SET EXERCISE:
Do any lines in the data below contain "JSON"? If so, copy every one of them.

EXERCISE INPUT:
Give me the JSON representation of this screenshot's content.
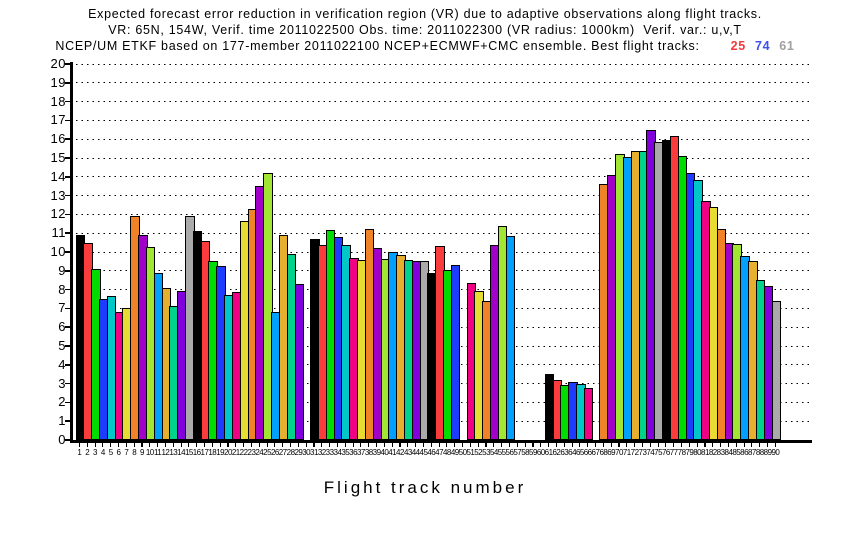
{
  "chart_data": {
    "type": "bar",
    "title_lines": [
      "Expected forecast error reduction in verification region (VR) due to adaptive observations along flight tracks.",
      "VR: 65N, 154W, Verif. time 2011022500 Obs. time: 2011022300 (VR radius: 1000km)  Verif. var.: u,v,T",
      "NCEP/UM ETKF based on 177-member 2011022100 NCEP+ECMWF+CMC ensemble. Best flight tracks:"
    ],
    "best_flight_tracks": [
      {
        "track": "25",
        "color": "#F03C3C"
      },
      {
        "track": "74",
        "color": "#3C50F0"
      },
      {
        "track": "61",
        "color": "#A0A0A0"
      }
    ],
    "xlabel": "Flight track number",
    "ylabel": "",
    "ylim": [
      0,
      20
    ],
    "ytick_step": 1,
    "xlim": [
      1,
      90
    ],
    "grid": "dotted-horizontal",
    "legend": "none",
    "bar_outline_color": "#000000",
    "color_cycle_grads": [
      "#000000",
      "#FA3C3C",
      "#00DC00",
      "#1E3CFF",
      "#00C8C8",
      "#F00082",
      "#E6DC32",
      "#F08228",
      "#A000C8",
      "#A0E632",
      "#00A0FF",
      "#E6AF2D",
      "#00D28C",
      "#8200DC",
      "#AAAAAA"
    ],
    "color_rule": "bar fill = color_cycle_grads[(track_number - 1) % 15]; value 0 = no bar drawn",
    "x": [
      1,
      2,
      3,
      4,
      5,
      6,
      7,
      8,
      9,
      10,
      11,
      12,
      13,
      14,
      15,
      16,
      17,
      18,
      19,
      20,
      21,
      22,
      23,
      24,
      25,
      26,
      27,
      28,
      29,
      30,
      31,
      32,
      33,
      34,
      35,
      36,
      37,
      38,
      39,
      40,
      41,
      42,
      43,
      44,
      45,
      46,
      47,
      48,
      49,
      50,
      51,
      52,
      53,
      54,
      55,
      56,
      57,
      58,
      59,
      60,
      61,
      62,
      63,
      64,
      65,
      66,
      67,
      68,
      69,
      70,
      71,
      72,
      73,
      74,
      75,
      76,
      77,
      78,
      79,
      80,
      81,
      82,
      83,
      84,
      85,
      86,
      87,
      88,
      89,
      90
    ],
    "values": [
      10.9,
      10.5,
      9.1,
      7.5,
      7.65,
      6.8,
      7.05,
      11.9,
      10.9,
      10.25,
      8.9,
      8.1,
      7.15,
      7.95,
      11.9,
      11.1,
      10.6,
      9.55,
      9.25,
      7.7,
      7.9,
      11.65,
      12.3,
      13.5,
      14.2,
      6.8,
      10.9,
      9.9,
      8.3,
      0,
      10.7,
      10.35,
      11.15,
      10.8,
      10.4,
      9.7,
      9.6,
      11.25,
      10.2,
      9.65,
      10.0,
      9.85,
      9.6,
      9.55,
      9.55,
      8.9,
      10.3,
      9.05,
      9.3,
      0,
      8.35,
      7.95,
      7.4,
      10.4,
      11.4,
      10.85,
      0,
      0,
      0,
      0,
      3.5,
      3.2,
      2.95,
      3.1,
      3.0,
      2.75,
      0,
      13.6,
      14.1,
      15.2,
      15.05,
      15.4,
      15.35,
      16.5,
      15.85,
      15.95,
      16.15,
      15.1,
      14.2,
      13.85,
      12.7,
      12.4,
      11.2,
      10.5,
      10.45,
      9.8,
      9.5,
      8.5,
      8.2,
      7.4
    ]
  }
}
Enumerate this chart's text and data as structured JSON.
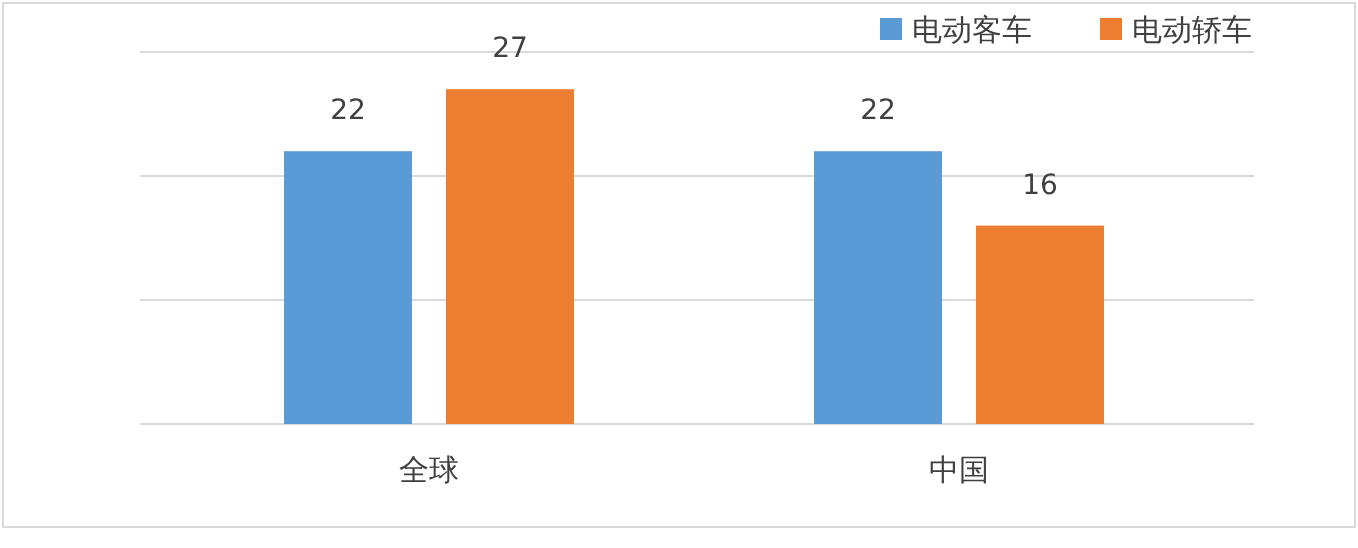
{
  "chart_data": {
    "type": "bar",
    "categories": [
      "全球",
      "中国"
    ],
    "series": [
      {
        "name": "电动客车",
        "color": "#5b9bd5",
        "values": [
          22,
          22
        ]
      },
      {
        "name": "电动轿车",
        "color": "#ed7d31",
        "values": [
          27,
          16
        ]
      }
    ],
    "ylim": [
      0,
      30
    ],
    "yticks": [
      {
        "value": 0,
        "label": null
      },
      {
        "value": 10,
        "label": null
      },
      {
        "value": 20,
        "label": null
      },
      {
        "value": 30,
        "label": null
      }
    ],
    "grid": "y",
    "tick_labels": "x",
    "data_labels": true,
    "legend": "top right"
  }
}
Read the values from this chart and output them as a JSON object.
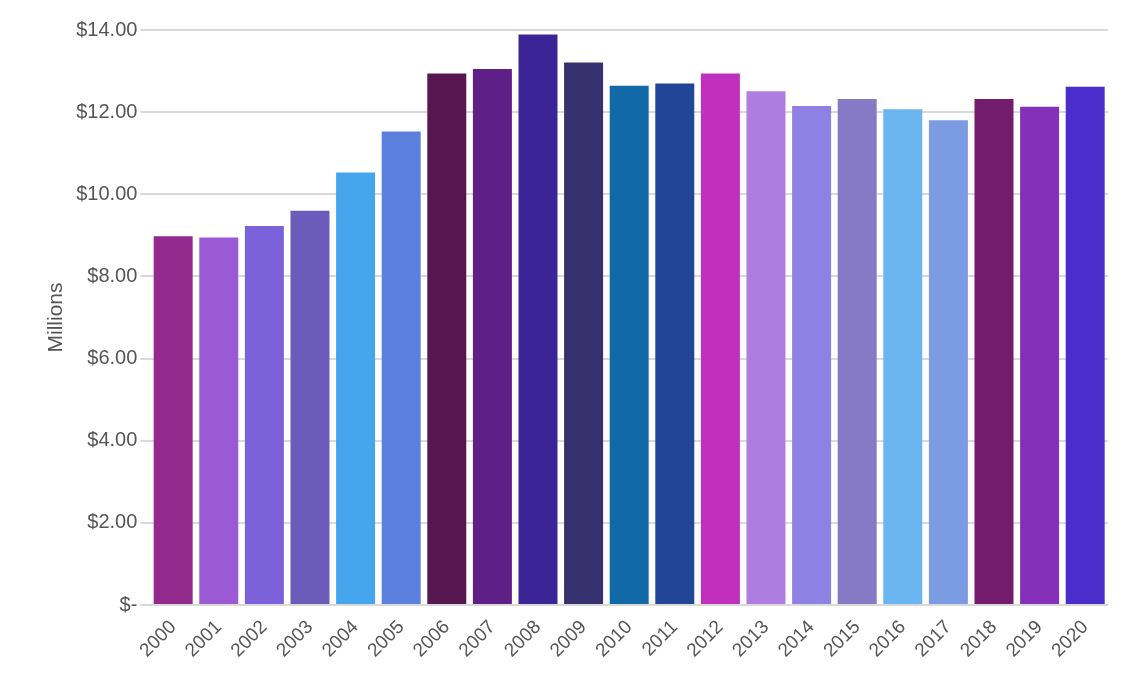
{
  "chart_data": {
    "type": "bar",
    "ylabel": "Millions",
    "categories": [
      "2000",
      "2001",
      "2002",
      "2003",
      "2004",
      "2005",
      "2006",
      "2007",
      "2008",
      "2009",
      "2010",
      "2011",
      "2012",
      "2013",
      "2014",
      "2015",
      "2016",
      "2017",
      "2018",
      "2019",
      "2020"
    ],
    "values": [
      8.98,
      8.95,
      9.23,
      9.6,
      10.53,
      11.53,
      12.94,
      13.05,
      13.89,
      13.21,
      12.64,
      12.7,
      12.94,
      12.51,
      12.15,
      12.32,
      12.07,
      11.8,
      12.32,
      12.13,
      12.62
    ],
    "colors": [
      "#922a8e",
      "#9b59d6",
      "#7b62db",
      "#6a5cb8",
      "#44a5ec",
      "#5c80de",
      "#561650",
      "#5e1f86",
      "#3b2596",
      "#36306e",
      "#1269a8",
      "#214597",
      "#c030bd",
      "#af7de0",
      "#8f80e3",
      "#877ac4",
      "#6bb6f0",
      "#7b9be3",
      "#731b6c",
      "#8530b8",
      "#4a2ecc"
    ],
    "ylim": [
      0,
      14
    ],
    "yticks": [
      {
        "value": 0,
        "label": "$-"
      },
      {
        "value": 2,
        "label": "$2.00"
      },
      {
        "value": 4,
        "label": "$4.00"
      },
      {
        "value": 6,
        "label": "$6.00"
      },
      {
        "value": 8,
        "label": "$8.00"
      },
      {
        "value": 10,
        "label": "$10.00"
      },
      {
        "value": 12,
        "label": "$12.00"
      },
      {
        "value": 14,
        "label": "$14.00"
      }
    ],
    "grid": "y",
    "legend": false
  }
}
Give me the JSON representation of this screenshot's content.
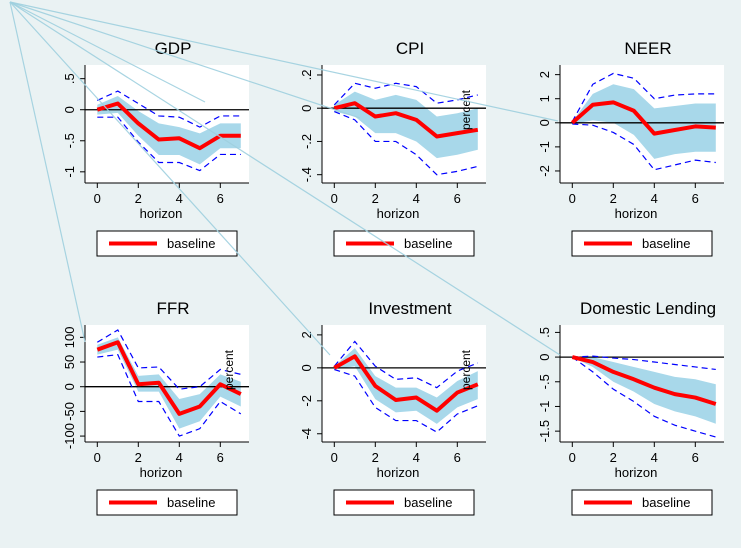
{
  "figure": {
    "background": "#eaf2f3"
  },
  "chart_data": [
    {
      "type": "line",
      "title": "GDP",
      "xlabel": "horizon",
      "ylabel": "",
      "x": [
        0,
        1,
        2,
        3,
        4,
        5,
        6,
        7
      ],
      "xticks": [
        0,
        2,
        4,
        6
      ],
      "xtick_labels": [
        "0",
        "2",
        "4",
        "6"
      ],
      "xlim": [
        -0.6,
        7.4
      ],
      "yticks": [
        0.5,
        0,
        -0.5,
        -1
      ],
      "ytick_labels": [
        ".5",
        "0",
        "-.5",
        "-1"
      ],
      "ylim": [
        -1.18,
        0.72
      ],
      "zero_line": true,
      "legend": {
        "entries": [
          "baseline"
        ],
        "position": "bottom"
      },
      "series": [
        {
          "name": "baseline",
          "role": "estimate",
          "color": "#ff0000",
          "values": [
            0,
            0.1,
            -0.22,
            -0.48,
            -0.46,
            -0.62,
            -0.42,
            -0.42
          ]
        },
        {
          "role": "band_upper",
          "color": "#a8d8ea",
          "values": [
            0.08,
            0.22,
            -0.02,
            -0.22,
            -0.28,
            -0.38,
            -0.22,
            -0.22
          ]
        },
        {
          "role": "band_lower",
          "color": "#a8d8ea",
          "values": [
            -0.08,
            -0.05,
            -0.42,
            -0.73,
            -0.73,
            -0.88,
            -0.62,
            -0.62
          ]
        },
        {
          "role": "ci_upper",
          "color": "#0000ff",
          "values": [
            0.15,
            0.3,
            0.1,
            -0.1,
            -0.12,
            -0.28,
            -0.1,
            -0.1
          ]
        },
        {
          "role": "ci_lower",
          "color": "#0000ff",
          "values": [
            -0.12,
            -0.12,
            -0.52,
            -0.85,
            -0.85,
            -0.98,
            -0.72,
            -0.72
          ]
        }
      ]
    },
    {
      "type": "line",
      "title": "CPI",
      "xlabel": "horizon",
      "ylabel": "percent",
      "x": [
        0,
        1,
        2,
        3,
        4,
        5,
        6,
        7
      ],
      "xticks": [
        0,
        2,
        4,
        6
      ],
      "xtick_labels": [
        "0",
        "2",
        "4",
        "6"
      ],
      "xlim": [
        -0.6,
        7.4
      ],
      "yticks": [
        0.2,
        0,
        -0.2,
        -0.4
      ],
      "ytick_labels": [
        ".2",
        "0",
        "-.2",
        "-.4"
      ],
      "ylim": [
        -0.45,
        0.26
      ],
      "zero_line": true,
      "legend": {
        "entries": [
          "baseline"
        ],
        "position": "bottom"
      },
      "series": [
        {
          "name": "baseline",
          "role": "estimate",
          "color": "#ff0000",
          "values": [
            0,
            0.03,
            -0.05,
            -0.03,
            -0.07,
            -0.17,
            -0.15,
            -0.13
          ]
        },
        {
          "role": "band_upper",
          "color": "#a8d8ea",
          "values": [
            0.02,
            0.1,
            0.05,
            0.08,
            0.05,
            -0.05,
            -0.03,
            0
          ]
        },
        {
          "role": "band_lower",
          "color": "#a8d8ea",
          "values": [
            -0.02,
            -0.05,
            -0.15,
            -0.15,
            -0.2,
            -0.3,
            -0.28,
            -0.25
          ]
        },
        {
          "role": "ci_upper",
          "color": "#0000ff",
          "values": [
            0.02,
            0.15,
            0.12,
            0.15,
            0.13,
            0.03,
            0.05,
            0.08
          ]
        },
        {
          "role": "ci_lower",
          "color": "#0000ff",
          "values": [
            -0.02,
            -0.07,
            -0.2,
            -0.2,
            -0.28,
            -0.4,
            -0.38,
            -0.35
          ]
        }
      ]
    },
    {
      "type": "line",
      "title": "NEER",
      "xlabel": "horizon",
      "ylabel": "",
      "x": [
        0,
        1,
        2,
        3,
        4,
        5,
        6,
        7
      ],
      "xticks": [
        0,
        2,
        4,
        6
      ],
      "xtick_labels": [
        "0",
        "2",
        "4",
        "6"
      ],
      "xlim": [
        -0.6,
        7.4
      ],
      "yticks": [
        2,
        1,
        0,
        -1,
        -2
      ],
      "ytick_labels": [
        "2",
        "1",
        "0",
        "-1",
        "-2"
      ],
      "ylim": [
        -2.5,
        2.4
      ],
      "zero_line": true,
      "legend": {
        "entries": [
          "baseline"
        ],
        "position": "bottom"
      },
      "series": [
        {
          "name": "baseline",
          "role": "estimate",
          "color": "#ff0000",
          "values": [
            0,
            0.75,
            0.85,
            0.5,
            -0.45,
            -0.3,
            -0.15,
            -0.2
          ]
        },
        {
          "role": "band_upper",
          "color": "#a8d8ea",
          "values": [
            0.05,
            1.2,
            1.6,
            1.4,
            0.6,
            0.7,
            0.8,
            0.8
          ]
        },
        {
          "role": "band_lower",
          "color": "#a8d8ea",
          "values": [
            -0.05,
            0.1,
            0.0,
            -0.5,
            -1.5,
            -1.3,
            -1.2,
            -1.2
          ]
        },
        {
          "role": "ci_upper",
          "color": "#0000ff",
          "values": [
            0.05,
            1.6,
            2.05,
            1.85,
            1.0,
            1.15,
            1.2,
            1.2
          ]
        },
        {
          "role": "ci_lower",
          "color": "#0000ff",
          "values": [
            -0.05,
            -0.1,
            -0.4,
            -0.9,
            -1.95,
            -1.75,
            -1.55,
            -1.65
          ]
        }
      ]
    },
    {
      "type": "line",
      "title": "FFR",
      "xlabel": "horizon",
      "ylabel": "percent",
      "x": [
        0,
        1,
        2,
        3,
        4,
        5,
        6,
        7
      ],
      "xticks": [
        0,
        2,
        4,
        6
      ],
      "xtick_labels": [
        "0",
        "2",
        "4",
        "6"
      ],
      "xlim": [
        -0.6,
        7.4
      ],
      "yticks": [
        100,
        50,
        0,
        -50,
        -100
      ],
      "ytick_labels": [
        "100",
        "50",
        "0",
        "-50",
        "-100"
      ],
      "ylim": [
        -112,
        125
      ],
      "zero_line": true,
      "legend": {
        "entries": [
          "baseline"
        ],
        "position": "bottom"
      },
      "series": [
        {
          "name": "baseline",
          "role": "estimate",
          "color": "#ff0000",
          "values": [
            75,
            90,
            5,
            8,
            -55,
            -40,
            5,
            -15
          ]
        },
        {
          "role": "band_upper",
          "color": "#a8d8ea",
          "values": [
            85,
            100,
            22,
            25,
            -25,
            -15,
            25,
            10
          ]
        },
        {
          "role": "band_lower",
          "color": "#a8d8ea",
          "values": [
            65,
            75,
            -10,
            -10,
            -85,
            -70,
            -20,
            -40
          ]
        },
        {
          "role": "ci_upper",
          "color": "#0000ff",
          "values": [
            90,
            115,
            38,
            40,
            -5,
            0,
            35,
            25
          ]
        },
        {
          "role": "ci_lower",
          "color": "#0000ff",
          "values": [
            60,
            65,
            -30,
            -30,
            -100,
            -85,
            -30,
            -55
          ]
        }
      ]
    },
    {
      "type": "line",
      "title": "Investment",
      "xlabel": "horizon",
      "ylabel": "percent",
      "x": [
        0,
        1,
        2,
        3,
        4,
        5,
        6,
        7
      ],
      "xticks": [
        0,
        2,
        4,
        6
      ],
      "xtick_labels": [
        "0",
        "2",
        "4",
        "6"
      ],
      "xlim": [
        -0.6,
        7.4
      ],
      "yticks": [
        2,
        0,
        -2,
        -4
      ],
      "ytick_labels": [
        "2",
        "0",
        "-2",
        "-4"
      ],
      "ylim": [
        -4.5,
        2.6
      ],
      "zero_line": true,
      "legend": {
        "entries": [
          "baseline"
        ],
        "position": "bottom"
      },
      "series": [
        {
          "name": "baseline",
          "role": "estimate",
          "color": "#ff0000",
          "values": [
            0,
            0.7,
            -1.1,
            -1.95,
            -1.8,
            -2.6,
            -1.5,
            -1.0
          ]
        },
        {
          "role": "band_upper",
          "color": "#a8d8ea",
          "values": [
            0.1,
            1.2,
            -0.5,
            -1.2,
            -1.2,
            -1.8,
            -0.8,
            -0.2
          ]
        },
        {
          "role": "band_lower",
          "color": "#a8d8ea",
          "values": [
            -0.1,
            0.1,
            -1.9,
            -2.7,
            -2.6,
            -3.4,
            -2.4,
            -1.9
          ]
        },
        {
          "role": "ci_upper",
          "color": "#0000ff",
          "values": [
            0.1,
            1.6,
            0.1,
            -0.7,
            -0.6,
            -1.2,
            -0.2,
            0.3
          ]
        },
        {
          "role": "ci_lower",
          "color": "#0000ff",
          "values": [
            -0.1,
            -0.5,
            -2.4,
            -3.2,
            -3.2,
            -3.9,
            -2.8,
            -2.3
          ]
        }
      ]
    },
    {
      "type": "line",
      "title": "Domestic Lending",
      "xlabel": "horizon",
      "ylabel": "",
      "x": [
        0,
        1,
        2,
        3,
        4,
        5,
        6,
        7
      ],
      "xticks": [
        0,
        2,
        4,
        6
      ],
      "xtick_labels": [
        "0",
        "2",
        "4",
        "6"
      ],
      "xlim": [
        -0.6,
        7.4
      ],
      "yticks": [
        0.5,
        0,
        -0.5,
        -1,
        -1.5
      ],
      "ytick_labels": [
        ".5",
        "0",
        "-.5",
        "-1",
        "-1.5"
      ],
      "ylim": [
        -1.72,
        0.65
      ],
      "zero_line": true,
      "legend": {
        "entries": [
          "baseline"
        ],
        "position": "bottom"
      },
      "series": [
        {
          "name": "baseline",
          "role": "estimate",
          "color": "#ff0000",
          "values": [
            0,
            -0.1,
            -0.3,
            -0.45,
            -0.62,
            -0.75,
            -0.82,
            -0.95
          ]
        },
        {
          "role": "band_upper",
          "color": "#a8d8ea",
          "values": [
            0,
            0,
            -0.1,
            -0.2,
            -0.3,
            -0.4,
            -0.45,
            -0.55
          ]
        },
        {
          "role": "band_lower",
          "color": "#a8d8ea",
          "values": [
            0,
            -0.2,
            -0.5,
            -0.7,
            -0.95,
            -1.1,
            -1.2,
            -1.35
          ]
        },
        {
          "role": "ci_upper",
          "color": "#0000ff",
          "values": [
            0,
            0.02,
            -0.02,
            -0.05,
            -0.1,
            -0.15,
            -0.2,
            -0.25
          ]
        },
        {
          "role": "ci_lower",
          "color": "#0000ff",
          "values": [
            0,
            -0.3,
            -0.65,
            -0.9,
            -1.2,
            -1.38,
            -1.5,
            -1.62
          ]
        }
      ]
    }
  ]
}
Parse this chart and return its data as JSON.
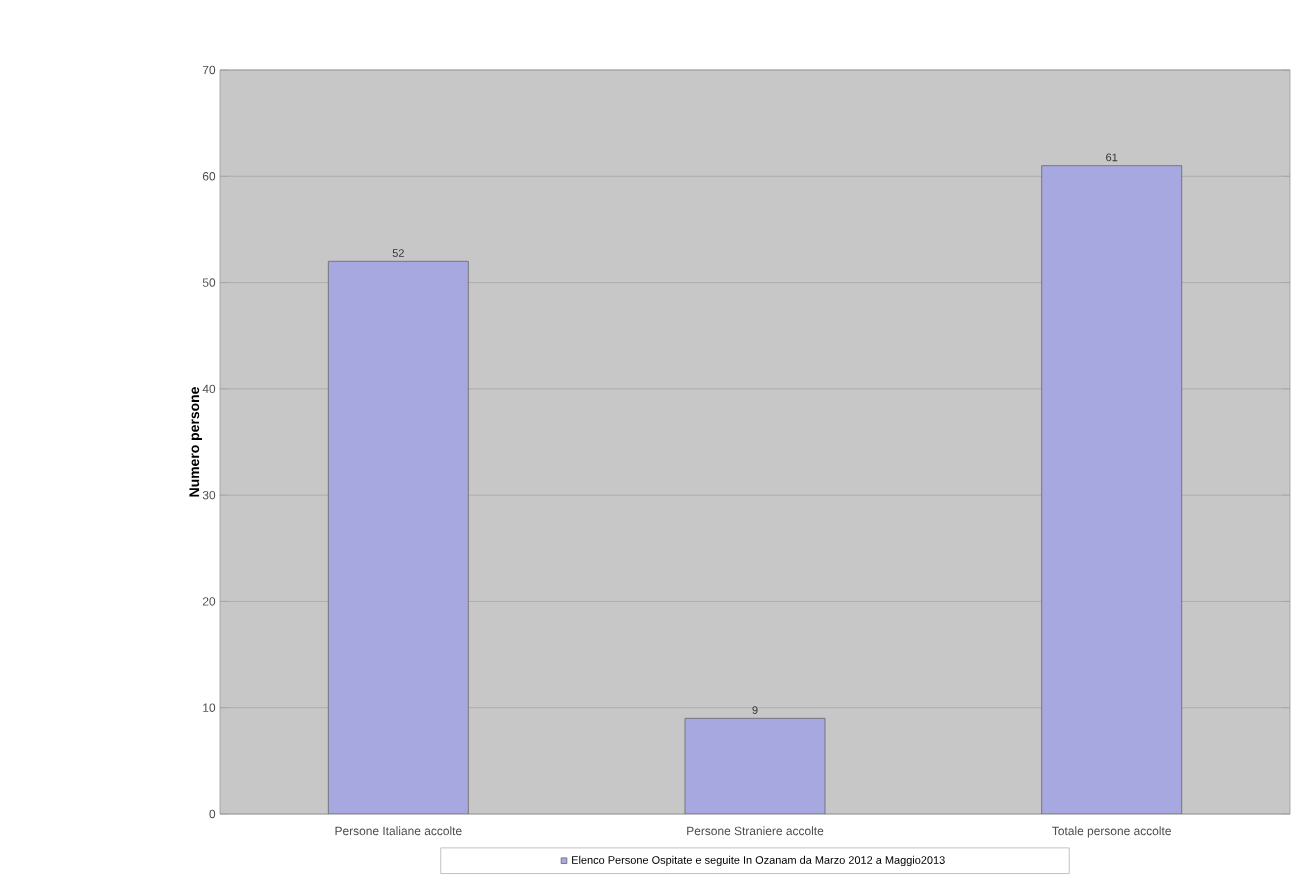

SOLUTION FOR THIS TASK:
Give me the JSON representation of this screenshot's content.
Enumerate this chart's text and data as structured JSON.
Read the values from this chart and output them as a JSON object.
Give me the JSON representation of this screenshot's content.
Parse this chart and return its data as JSON.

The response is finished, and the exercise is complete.